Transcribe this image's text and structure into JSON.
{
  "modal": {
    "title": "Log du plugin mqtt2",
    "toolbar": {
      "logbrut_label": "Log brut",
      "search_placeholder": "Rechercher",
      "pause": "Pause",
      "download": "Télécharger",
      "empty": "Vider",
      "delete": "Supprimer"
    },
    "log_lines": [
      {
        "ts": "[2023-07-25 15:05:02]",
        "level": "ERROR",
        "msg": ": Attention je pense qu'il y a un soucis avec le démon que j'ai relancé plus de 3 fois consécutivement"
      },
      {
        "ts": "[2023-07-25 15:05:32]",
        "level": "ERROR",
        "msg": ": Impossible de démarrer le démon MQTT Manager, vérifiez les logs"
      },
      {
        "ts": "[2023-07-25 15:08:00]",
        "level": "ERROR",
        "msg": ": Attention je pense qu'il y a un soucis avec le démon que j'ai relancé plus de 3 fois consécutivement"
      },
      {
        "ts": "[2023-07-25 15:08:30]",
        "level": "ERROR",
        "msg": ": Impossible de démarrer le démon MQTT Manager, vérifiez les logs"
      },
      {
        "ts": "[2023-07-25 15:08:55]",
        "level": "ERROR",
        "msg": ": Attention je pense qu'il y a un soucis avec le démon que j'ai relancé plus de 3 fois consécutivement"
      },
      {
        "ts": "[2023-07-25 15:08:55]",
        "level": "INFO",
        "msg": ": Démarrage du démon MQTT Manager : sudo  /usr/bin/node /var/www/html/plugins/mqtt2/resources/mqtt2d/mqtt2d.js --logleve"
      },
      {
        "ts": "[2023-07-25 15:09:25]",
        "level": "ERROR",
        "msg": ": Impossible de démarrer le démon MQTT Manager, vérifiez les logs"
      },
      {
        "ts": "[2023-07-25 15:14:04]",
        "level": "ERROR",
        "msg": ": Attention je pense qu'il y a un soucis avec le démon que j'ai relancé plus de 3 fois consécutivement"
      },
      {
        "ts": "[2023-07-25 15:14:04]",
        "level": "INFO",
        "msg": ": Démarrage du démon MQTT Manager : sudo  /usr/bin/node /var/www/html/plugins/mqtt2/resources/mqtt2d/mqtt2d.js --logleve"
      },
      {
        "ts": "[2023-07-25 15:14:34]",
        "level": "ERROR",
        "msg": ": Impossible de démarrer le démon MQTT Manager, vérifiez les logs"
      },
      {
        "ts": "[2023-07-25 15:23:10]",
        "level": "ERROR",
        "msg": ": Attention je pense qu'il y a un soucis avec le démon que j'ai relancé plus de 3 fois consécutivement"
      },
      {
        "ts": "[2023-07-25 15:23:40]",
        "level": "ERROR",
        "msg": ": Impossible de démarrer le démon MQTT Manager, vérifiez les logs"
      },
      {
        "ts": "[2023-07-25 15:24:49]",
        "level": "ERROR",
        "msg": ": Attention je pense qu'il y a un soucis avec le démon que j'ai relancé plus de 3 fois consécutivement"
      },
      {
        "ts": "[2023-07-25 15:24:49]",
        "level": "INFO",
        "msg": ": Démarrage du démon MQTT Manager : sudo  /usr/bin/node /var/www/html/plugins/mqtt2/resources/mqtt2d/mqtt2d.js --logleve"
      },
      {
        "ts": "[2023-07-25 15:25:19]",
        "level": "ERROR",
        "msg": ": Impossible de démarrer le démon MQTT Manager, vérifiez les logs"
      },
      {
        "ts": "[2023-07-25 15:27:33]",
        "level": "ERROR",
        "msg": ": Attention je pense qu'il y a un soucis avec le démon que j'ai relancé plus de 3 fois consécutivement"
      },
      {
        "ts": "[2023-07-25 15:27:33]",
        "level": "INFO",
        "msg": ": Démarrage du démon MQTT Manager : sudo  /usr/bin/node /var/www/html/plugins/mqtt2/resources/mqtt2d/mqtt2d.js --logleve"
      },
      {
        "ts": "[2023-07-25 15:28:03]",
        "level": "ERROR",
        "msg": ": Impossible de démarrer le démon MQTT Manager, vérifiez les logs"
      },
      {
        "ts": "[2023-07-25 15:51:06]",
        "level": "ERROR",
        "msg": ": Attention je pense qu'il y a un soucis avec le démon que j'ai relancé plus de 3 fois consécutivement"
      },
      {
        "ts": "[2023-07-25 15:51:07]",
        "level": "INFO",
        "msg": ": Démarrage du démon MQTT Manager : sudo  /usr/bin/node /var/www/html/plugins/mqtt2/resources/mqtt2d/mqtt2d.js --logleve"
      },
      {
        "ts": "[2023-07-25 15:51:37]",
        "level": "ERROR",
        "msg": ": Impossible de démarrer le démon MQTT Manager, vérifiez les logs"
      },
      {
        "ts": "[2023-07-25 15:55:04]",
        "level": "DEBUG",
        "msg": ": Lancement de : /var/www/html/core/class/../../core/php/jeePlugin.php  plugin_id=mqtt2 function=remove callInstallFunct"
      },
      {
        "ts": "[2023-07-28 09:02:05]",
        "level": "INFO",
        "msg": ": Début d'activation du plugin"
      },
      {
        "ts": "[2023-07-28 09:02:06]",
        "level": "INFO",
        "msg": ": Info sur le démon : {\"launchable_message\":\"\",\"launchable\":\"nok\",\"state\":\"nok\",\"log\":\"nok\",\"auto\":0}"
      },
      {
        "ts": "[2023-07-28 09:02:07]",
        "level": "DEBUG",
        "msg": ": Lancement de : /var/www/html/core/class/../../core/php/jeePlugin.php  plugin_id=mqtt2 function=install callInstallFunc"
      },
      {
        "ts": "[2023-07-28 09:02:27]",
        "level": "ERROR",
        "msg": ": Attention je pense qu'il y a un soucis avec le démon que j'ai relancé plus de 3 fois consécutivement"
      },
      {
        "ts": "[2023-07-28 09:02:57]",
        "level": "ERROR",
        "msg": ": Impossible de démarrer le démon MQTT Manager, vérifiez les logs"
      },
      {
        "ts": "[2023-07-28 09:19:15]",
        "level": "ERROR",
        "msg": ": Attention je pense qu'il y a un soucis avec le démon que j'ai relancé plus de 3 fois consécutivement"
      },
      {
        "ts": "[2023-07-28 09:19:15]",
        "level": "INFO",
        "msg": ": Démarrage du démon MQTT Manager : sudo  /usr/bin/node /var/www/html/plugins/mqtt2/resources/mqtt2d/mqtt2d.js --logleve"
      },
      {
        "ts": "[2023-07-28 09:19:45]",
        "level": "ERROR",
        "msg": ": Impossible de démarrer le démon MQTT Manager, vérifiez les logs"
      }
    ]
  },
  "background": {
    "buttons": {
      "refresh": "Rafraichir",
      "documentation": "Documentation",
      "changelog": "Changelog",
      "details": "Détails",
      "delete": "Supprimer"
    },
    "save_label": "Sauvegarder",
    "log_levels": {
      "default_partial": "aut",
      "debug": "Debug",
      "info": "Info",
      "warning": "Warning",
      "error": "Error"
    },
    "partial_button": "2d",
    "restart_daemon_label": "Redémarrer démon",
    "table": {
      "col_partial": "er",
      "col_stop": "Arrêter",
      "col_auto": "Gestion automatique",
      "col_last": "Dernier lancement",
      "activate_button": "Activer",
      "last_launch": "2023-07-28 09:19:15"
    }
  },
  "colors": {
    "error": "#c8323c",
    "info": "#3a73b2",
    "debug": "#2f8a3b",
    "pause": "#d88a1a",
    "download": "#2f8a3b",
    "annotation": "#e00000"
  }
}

TASK TO CARRY OUT = Word for word, write out all of the data above.

FULL OUTPUT =
Transcribe this image's text and structure into JSON.
{
  "modal": {
    "title": "Log du plugin mqtt2",
    "toolbar": {
      "logbrut_label": "Log brut",
      "search_placeholder": "Rechercher",
      "pause": "Pause",
      "download": "Télécharger",
      "empty": "Vider",
      "delete": "Supprimer"
    },
    "log_lines": [
      {
        "ts": "[2023-07-25 15:05:02]",
        "level": "ERROR",
        "msg": ": Attention je pense qu'il y a un soucis avec le démon que j'ai relancé plus de 3 fois consécutivement"
      },
      {
        "ts": "[2023-07-25 15:05:32]",
        "level": "ERROR",
        "msg": ": Impossible de démarrer le démon MQTT Manager, vérifiez les logs"
      },
      {
        "ts": "[2023-07-25 15:08:00]",
        "level": "ERROR",
        "msg": ": Attention je pense qu'il y a un soucis avec le démon que j'ai relancé plus de 3 fois consécutivement"
      },
      {
        "ts": "[2023-07-25 15:08:30]",
        "level": "ERROR",
        "msg": ": Impossible de démarrer le démon MQTT Manager, vérifiez les logs"
      },
      {
        "ts": "[2023-07-25 15:08:55]",
        "level": "ERROR",
        "msg": ": Attention je pense qu'il y a un soucis avec le démon que j'ai relancé plus de 3 fois consécutivement"
      },
      {
        "ts": "[2023-07-25 15:08:55]",
        "level": "INFO",
        "msg": ": Démarrage du démon MQTT Manager : sudo  /usr/bin/node /var/www/html/plugins/mqtt2/resources/mqtt2d/mqtt2d.js --logleve"
      },
      {
        "ts": "[2023-07-25 15:09:25]",
        "level": "ERROR",
        "msg": ": Impossible de démarrer le démon MQTT Manager, vérifiez les logs"
      },
      {
        "ts": "[2023-07-25 15:14:04]",
        "level": "ERROR",
        "msg": ": Attention je pense qu'il y a un soucis avec le démon que j'ai relancé plus de 3 fois consécutivement"
      },
      {
        "ts": "[2023-07-25 15:14:04]",
        "level": "INFO",
        "msg": ": Démarrage du démon MQTT Manager : sudo  /usr/bin/node /var/www/html/plugins/mqtt2/resources/mqtt2d/mqtt2d.js --logleve"
      },
      {
        "ts": "[2023-07-25 15:14:34]",
        "level": "ERROR",
        "msg": ": Impossible de démarrer le démon MQTT Manager, vérifiez les logs"
      },
      {
        "ts": "[2023-07-25 15:23:10]",
        "level": "ERROR",
        "msg": ": Attention je pense qu'il y a un soucis avec le démon que j'ai relancé plus de 3 fois consécutivement"
      },
      {
        "ts": "[2023-07-25 15:23:40]",
        "level": "ERROR",
        "msg": ": Impossible de démarrer le démon MQTT Manager, vérifiez les logs"
      },
      {
        "ts": "[2023-07-25 15:24:49]",
        "level": "ERROR",
        "msg": ": Attention je pense qu'il y a un soucis avec le démon que j'ai relancé plus de 3 fois consécutivement"
      },
      {
        "ts": "[2023-07-25 15:24:49]",
        "level": "INFO",
        "msg": ": Démarrage du démon MQTT Manager : sudo  /usr/bin/node /var/www/html/plugins/mqtt2/resources/mqtt2d/mqtt2d.js --logleve"
      },
      {
        "ts": "[2023-07-25 15:25:19]",
        "level": "ERROR",
        "msg": ": Impossible de démarrer le démon MQTT Manager, vérifiez les logs"
      },
      {
        "ts": "[2023-07-25 15:27:33]",
        "level": "ERROR",
        "msg": ": Attention je pense qu'il y a un soucis avec le démon que j'ai relancé plus de 3 fois consécutivement"
      },
      {
        "ts": "[2023-07-25 15:27:33]",
        "level": "INFO",
        "msg": ": Démarrage du démon MQTT Manager : sudo  /usr/bin/node /var/www/html/plugins/mqtt2/resources/mqtt2d/mqtt2d.js --logleve"
      },
      {
        "ts": "[2023-07-25 15:28:03]",
        "level": "ERROR",
        "msg": ": Impossible de démarrer le démon MQTT Manager, vérifiez les logs"
      },
      {
        "ts": "[2023-07-25 15:51:06]",
        "level": "ERROR",
        "msg": ": Attention je pense qu'il y a un soucis avec le démon que j'ai relancé plus de 3 fois consécutivement"
      },
      {
        "ts": "[2023-07-25 15:51:07]",
        "level": "INFO",
        "msg": ": Démarrage du démon MQTT Manager : sudo  /usr/bin/node /var/www/html/plugins/mqtt2/resources/mqtt2d/mqtt2d.js --logleve"
      },
      {
        "ts": "[2023-07-25 15:51:37]",
        "level": "ERROR",
        "msg": ": Impossible de démarrer le démon MQTT Manager, vérifiez les logs"
      },
      {
        "ts": "[2023-07-25 15:55:04]",
        "level": "DEBUG",
        "msg": ": Lancement de : /var/www/html/core/class/../../core/php/jeePlugin.php  plugin_id=mqtt2 function=remove callInstallFunct"
      },
      {
        "ts": "[2023-07-28 09:02:05]",
        "level": "INFO",
        "msg": ": Début d'activation du plugin"
      },
      {
        "ts": "[2023-07-28 09:02:06]",
        "level": "INFO",
        "msg": ": Info sur le démon : {\"launchable_message\":\"\",\"launchable\":\"nok\",\"state\":\"nok\",\"log\":\"nok\",\"auto\":0}"
      },
      {
        "ts": "[2023-07-28 09:02:07]",
        "level": "DEBUG",
        "msg": ": Lancement de : /var/www/html/core/class/../../core/php/jeePlugin.php  plugin_id=mqtt2 function=install callInstallFunc"
      },
      {
        "ts": "[2023-07-28 09:02:27]",
        "level": "ERROR",
        "msg": ": Attention je pense qu'il y a un soucis avec le démon que j'ai relancé plus de 3 fois consécutivement"
      },
      {
        "ts": "[2023-07-28 09:02:57]",
        "level": "ERROR",
        "msg": ": Impossible de démarrer le démon MQTT Manager, vérifiez les logs"
      },
      {
        "ts": "[2023-07-28 09:19:15]",
        "level": "ERROR",
        "msg": ": Attention je pense qu'il y a un soucis avec le démon que j'ai relancé plus de 3 fois consécutivement"
      },
      {
        "ts": "[2023-07-28 09:19:15]",
        "level": "INFO",
        "msg": ": Démarrage du démon MQTT Manager : sudo  /usr/bin/node /var/www/html/plugins/mqtt2/resources/mqtt2d/mqtt2d.js --logleve"
      },
      {
        "ts": "[2023-07-28 09:19:45]",
        "level": "ERROR",
        "msg": ": Impossible de démarrer le démon MQTT Manager, vérifiez les logs"
      }
    ]
  },
  "background": {
    "buttons": {
      "refresh": "Rafraichir",
      "documentation": "Documentation",
      "changelog": "Changelog",
      "details": "Détails",
      "delete": "Supprimer"
    },
    "save_label": "Sauvegarder",
    "log_levels": {
      "default_partial": "aut",
      "debug": "Debug",
      "info": "Info",
      "warning": "Warning",
      "error": "Error"
    },
    "partial_button": "2d",
    "restart_daemon_label": "Redémarrer démon",
    "table": {
      "col_partial": "er",
      "col_stop": "Arrêter",
      "col_auto": "Gestion automatique",
      "col_last": "Dernier lancement",
      "activate_button": "Activer",
      "last_launch": "2023-07-28 09:19:15"
    }
  },
  "colors": {
    "error": "#c8323c",
    "info": "#3a73b2",
    "debug": "#2f8a3b",
    "pause": "#d88a1a",
    "download": "#2f8a3b",
    "annotation": "#e00000"
  }
}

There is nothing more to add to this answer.